Look over the lines below. Report each one that includes the string "ylabel".

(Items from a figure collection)
%%
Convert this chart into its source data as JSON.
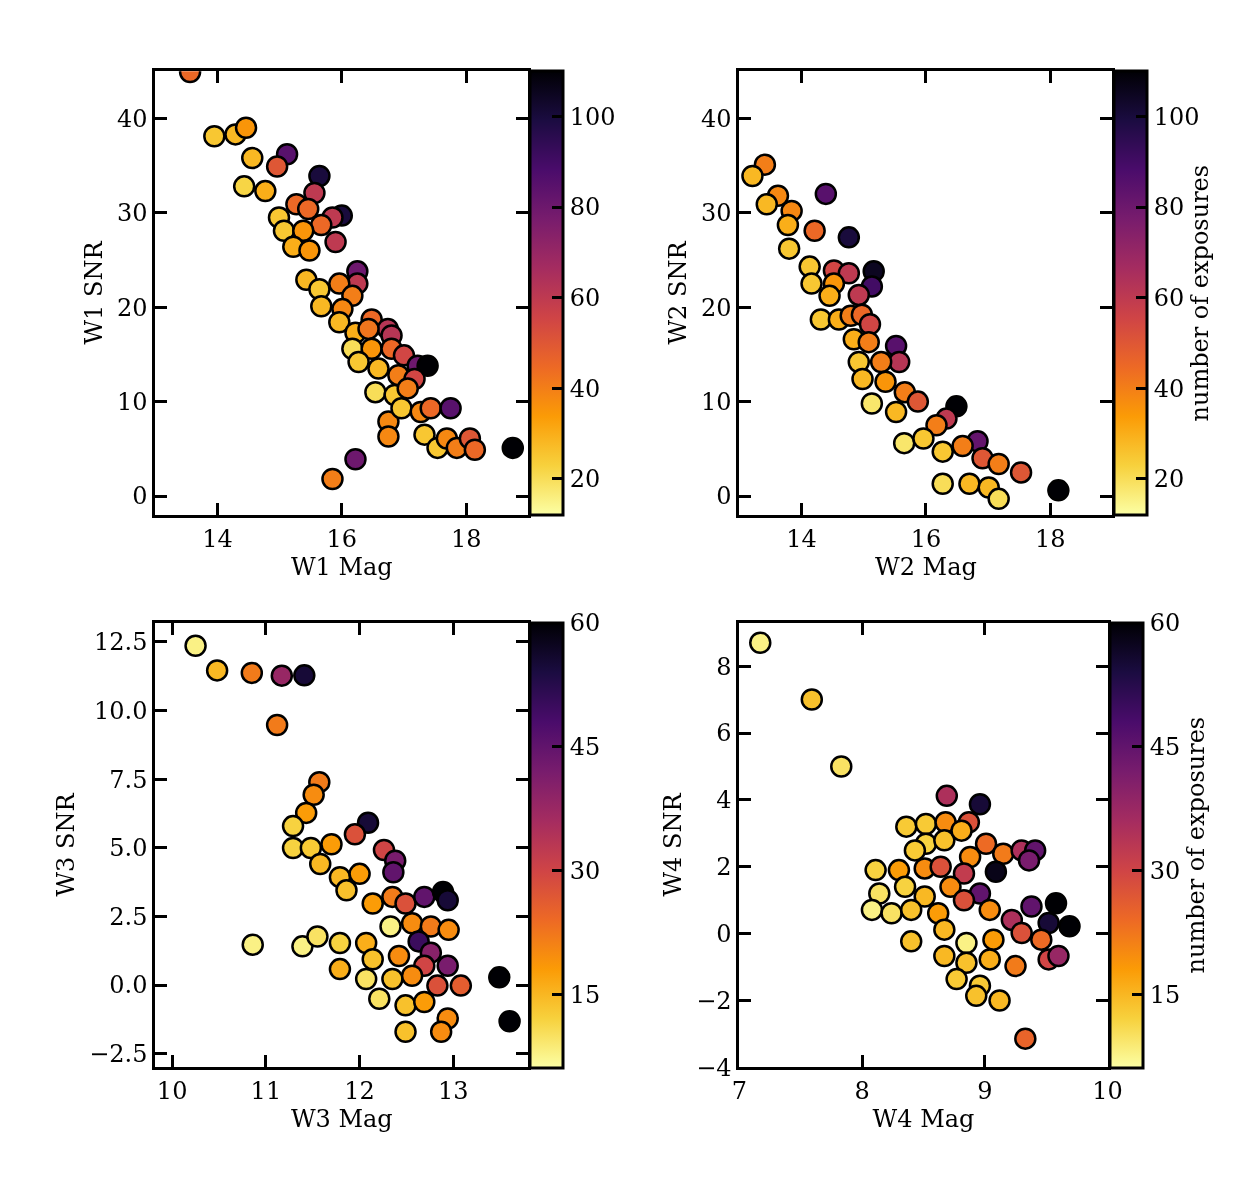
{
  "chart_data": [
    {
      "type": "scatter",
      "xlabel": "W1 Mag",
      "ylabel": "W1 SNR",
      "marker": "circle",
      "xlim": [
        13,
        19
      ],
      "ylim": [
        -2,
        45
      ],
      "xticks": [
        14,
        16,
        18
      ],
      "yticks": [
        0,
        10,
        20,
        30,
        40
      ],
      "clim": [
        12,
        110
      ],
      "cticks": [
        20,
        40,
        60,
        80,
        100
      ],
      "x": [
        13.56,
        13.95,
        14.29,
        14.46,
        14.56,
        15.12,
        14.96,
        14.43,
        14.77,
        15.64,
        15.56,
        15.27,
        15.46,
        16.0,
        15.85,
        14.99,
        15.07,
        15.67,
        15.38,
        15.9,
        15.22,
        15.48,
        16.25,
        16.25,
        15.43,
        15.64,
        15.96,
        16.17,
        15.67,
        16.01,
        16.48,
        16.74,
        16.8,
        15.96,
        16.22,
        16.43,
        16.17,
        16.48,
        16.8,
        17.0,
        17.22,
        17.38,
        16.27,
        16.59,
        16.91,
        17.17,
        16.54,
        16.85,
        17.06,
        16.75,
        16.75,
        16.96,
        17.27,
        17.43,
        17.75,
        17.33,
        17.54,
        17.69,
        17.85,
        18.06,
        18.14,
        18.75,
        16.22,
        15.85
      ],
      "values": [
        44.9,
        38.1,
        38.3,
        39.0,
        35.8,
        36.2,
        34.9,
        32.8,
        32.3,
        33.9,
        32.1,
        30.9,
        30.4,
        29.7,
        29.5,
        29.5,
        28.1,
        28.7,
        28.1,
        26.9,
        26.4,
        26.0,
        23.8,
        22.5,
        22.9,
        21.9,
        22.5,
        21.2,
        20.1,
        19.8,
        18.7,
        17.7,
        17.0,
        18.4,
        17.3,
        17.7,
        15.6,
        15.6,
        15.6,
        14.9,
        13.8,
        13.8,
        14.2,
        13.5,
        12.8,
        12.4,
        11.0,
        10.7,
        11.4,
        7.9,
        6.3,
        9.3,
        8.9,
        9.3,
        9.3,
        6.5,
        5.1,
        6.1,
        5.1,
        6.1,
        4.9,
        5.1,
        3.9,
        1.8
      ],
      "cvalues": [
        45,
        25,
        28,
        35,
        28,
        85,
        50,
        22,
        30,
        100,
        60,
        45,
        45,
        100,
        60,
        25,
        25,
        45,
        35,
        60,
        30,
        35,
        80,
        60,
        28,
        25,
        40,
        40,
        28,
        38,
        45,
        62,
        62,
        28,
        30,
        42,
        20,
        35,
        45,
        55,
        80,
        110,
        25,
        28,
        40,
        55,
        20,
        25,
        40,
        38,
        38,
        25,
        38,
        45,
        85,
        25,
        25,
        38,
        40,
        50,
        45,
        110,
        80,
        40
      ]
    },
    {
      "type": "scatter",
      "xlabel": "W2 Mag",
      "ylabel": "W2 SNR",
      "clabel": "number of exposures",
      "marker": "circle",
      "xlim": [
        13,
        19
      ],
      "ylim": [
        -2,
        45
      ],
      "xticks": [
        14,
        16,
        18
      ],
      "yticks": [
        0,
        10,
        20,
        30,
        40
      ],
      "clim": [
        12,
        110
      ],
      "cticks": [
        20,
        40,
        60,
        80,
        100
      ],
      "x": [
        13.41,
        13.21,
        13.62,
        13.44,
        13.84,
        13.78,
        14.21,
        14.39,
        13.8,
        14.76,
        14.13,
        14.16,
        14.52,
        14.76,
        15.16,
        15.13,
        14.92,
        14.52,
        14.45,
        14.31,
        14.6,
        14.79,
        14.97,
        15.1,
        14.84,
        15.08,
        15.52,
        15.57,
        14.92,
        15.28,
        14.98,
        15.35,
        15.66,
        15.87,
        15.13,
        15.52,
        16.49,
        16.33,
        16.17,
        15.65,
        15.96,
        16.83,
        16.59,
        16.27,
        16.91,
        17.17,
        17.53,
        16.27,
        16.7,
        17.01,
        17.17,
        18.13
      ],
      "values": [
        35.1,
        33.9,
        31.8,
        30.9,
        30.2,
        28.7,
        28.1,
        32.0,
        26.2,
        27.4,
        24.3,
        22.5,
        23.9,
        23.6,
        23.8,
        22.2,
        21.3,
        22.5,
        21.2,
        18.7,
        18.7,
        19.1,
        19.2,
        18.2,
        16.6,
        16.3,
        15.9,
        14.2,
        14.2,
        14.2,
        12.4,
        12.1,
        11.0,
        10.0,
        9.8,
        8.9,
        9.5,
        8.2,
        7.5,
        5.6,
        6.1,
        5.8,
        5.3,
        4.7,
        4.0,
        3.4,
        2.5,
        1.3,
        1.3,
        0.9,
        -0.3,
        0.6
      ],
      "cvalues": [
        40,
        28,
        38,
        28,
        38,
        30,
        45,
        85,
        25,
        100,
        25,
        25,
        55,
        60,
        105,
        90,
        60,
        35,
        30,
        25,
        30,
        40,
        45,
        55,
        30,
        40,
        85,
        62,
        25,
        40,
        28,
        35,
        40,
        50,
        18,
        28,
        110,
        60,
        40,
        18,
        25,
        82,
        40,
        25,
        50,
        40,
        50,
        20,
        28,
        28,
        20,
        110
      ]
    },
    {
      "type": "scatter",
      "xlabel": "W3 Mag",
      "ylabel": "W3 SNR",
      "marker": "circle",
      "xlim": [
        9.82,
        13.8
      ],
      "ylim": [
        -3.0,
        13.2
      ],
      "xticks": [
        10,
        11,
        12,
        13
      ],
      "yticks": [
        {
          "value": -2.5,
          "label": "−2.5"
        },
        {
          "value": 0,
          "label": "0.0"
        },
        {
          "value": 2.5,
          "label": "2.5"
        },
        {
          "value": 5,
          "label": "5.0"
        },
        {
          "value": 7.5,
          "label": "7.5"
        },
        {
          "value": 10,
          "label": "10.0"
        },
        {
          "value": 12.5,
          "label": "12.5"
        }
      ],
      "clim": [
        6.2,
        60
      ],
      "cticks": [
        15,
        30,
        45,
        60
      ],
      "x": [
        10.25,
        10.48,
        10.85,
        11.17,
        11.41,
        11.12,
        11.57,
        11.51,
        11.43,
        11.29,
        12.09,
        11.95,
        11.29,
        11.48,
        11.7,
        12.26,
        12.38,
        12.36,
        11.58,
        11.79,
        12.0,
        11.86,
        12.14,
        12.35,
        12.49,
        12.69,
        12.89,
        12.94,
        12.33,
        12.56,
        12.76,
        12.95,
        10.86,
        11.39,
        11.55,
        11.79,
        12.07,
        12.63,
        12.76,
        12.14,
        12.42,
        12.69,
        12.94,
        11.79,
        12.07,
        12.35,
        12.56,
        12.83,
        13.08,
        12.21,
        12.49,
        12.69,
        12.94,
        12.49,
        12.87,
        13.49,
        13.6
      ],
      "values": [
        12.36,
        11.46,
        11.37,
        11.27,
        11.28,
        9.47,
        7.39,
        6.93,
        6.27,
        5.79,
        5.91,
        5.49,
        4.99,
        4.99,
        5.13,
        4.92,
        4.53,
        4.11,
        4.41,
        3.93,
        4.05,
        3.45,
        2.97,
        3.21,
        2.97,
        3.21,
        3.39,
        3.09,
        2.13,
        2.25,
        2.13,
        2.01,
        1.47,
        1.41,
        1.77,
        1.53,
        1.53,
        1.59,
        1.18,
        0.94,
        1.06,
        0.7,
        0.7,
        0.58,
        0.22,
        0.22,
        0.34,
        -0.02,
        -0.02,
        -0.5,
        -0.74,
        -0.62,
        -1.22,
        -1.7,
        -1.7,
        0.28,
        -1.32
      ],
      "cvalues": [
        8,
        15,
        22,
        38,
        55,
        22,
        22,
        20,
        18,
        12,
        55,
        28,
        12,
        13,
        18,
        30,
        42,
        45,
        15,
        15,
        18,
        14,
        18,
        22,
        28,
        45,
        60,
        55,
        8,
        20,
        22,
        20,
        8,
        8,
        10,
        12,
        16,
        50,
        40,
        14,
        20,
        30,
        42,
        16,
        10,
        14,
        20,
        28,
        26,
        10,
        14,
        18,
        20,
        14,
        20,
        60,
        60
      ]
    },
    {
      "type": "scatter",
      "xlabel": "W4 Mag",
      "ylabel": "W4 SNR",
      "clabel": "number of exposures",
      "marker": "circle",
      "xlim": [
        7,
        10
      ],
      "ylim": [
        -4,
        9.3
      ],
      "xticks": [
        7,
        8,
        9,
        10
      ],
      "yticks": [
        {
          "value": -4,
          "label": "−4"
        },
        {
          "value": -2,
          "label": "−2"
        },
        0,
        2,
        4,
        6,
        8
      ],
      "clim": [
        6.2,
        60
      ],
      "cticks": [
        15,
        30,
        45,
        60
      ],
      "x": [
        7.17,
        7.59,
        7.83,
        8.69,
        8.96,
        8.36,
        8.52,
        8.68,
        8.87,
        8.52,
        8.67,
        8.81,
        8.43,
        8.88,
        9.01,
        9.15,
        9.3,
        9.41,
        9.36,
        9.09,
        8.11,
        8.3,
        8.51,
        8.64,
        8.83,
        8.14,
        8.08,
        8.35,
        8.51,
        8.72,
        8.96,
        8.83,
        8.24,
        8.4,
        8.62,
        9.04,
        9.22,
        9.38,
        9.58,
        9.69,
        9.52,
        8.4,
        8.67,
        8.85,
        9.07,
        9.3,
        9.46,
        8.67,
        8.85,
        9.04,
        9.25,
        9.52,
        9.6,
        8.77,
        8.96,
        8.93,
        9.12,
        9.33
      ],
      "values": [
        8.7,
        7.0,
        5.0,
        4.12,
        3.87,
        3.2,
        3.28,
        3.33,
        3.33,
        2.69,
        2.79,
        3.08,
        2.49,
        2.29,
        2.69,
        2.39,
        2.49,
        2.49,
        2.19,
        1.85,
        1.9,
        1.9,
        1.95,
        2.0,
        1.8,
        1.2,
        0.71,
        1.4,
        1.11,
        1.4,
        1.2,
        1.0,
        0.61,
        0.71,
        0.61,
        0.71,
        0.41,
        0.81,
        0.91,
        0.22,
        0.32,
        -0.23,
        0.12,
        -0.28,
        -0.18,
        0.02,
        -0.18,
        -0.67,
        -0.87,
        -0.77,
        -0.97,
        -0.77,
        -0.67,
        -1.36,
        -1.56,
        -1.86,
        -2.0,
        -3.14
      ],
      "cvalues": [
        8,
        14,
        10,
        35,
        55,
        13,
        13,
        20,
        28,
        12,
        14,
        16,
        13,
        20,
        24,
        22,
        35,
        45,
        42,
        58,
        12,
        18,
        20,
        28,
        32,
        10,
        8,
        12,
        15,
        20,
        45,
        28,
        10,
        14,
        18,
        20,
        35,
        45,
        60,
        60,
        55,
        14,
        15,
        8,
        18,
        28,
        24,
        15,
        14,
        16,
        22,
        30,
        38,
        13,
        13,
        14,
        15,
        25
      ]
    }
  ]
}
%%
● **EXERCISE ANSWER**:
      "ylabel": "W1 SNR",
      "ylabel": "W2 SNR",
      "ylabel": "W3 SNR",
      "ylabel": "W4 SNR",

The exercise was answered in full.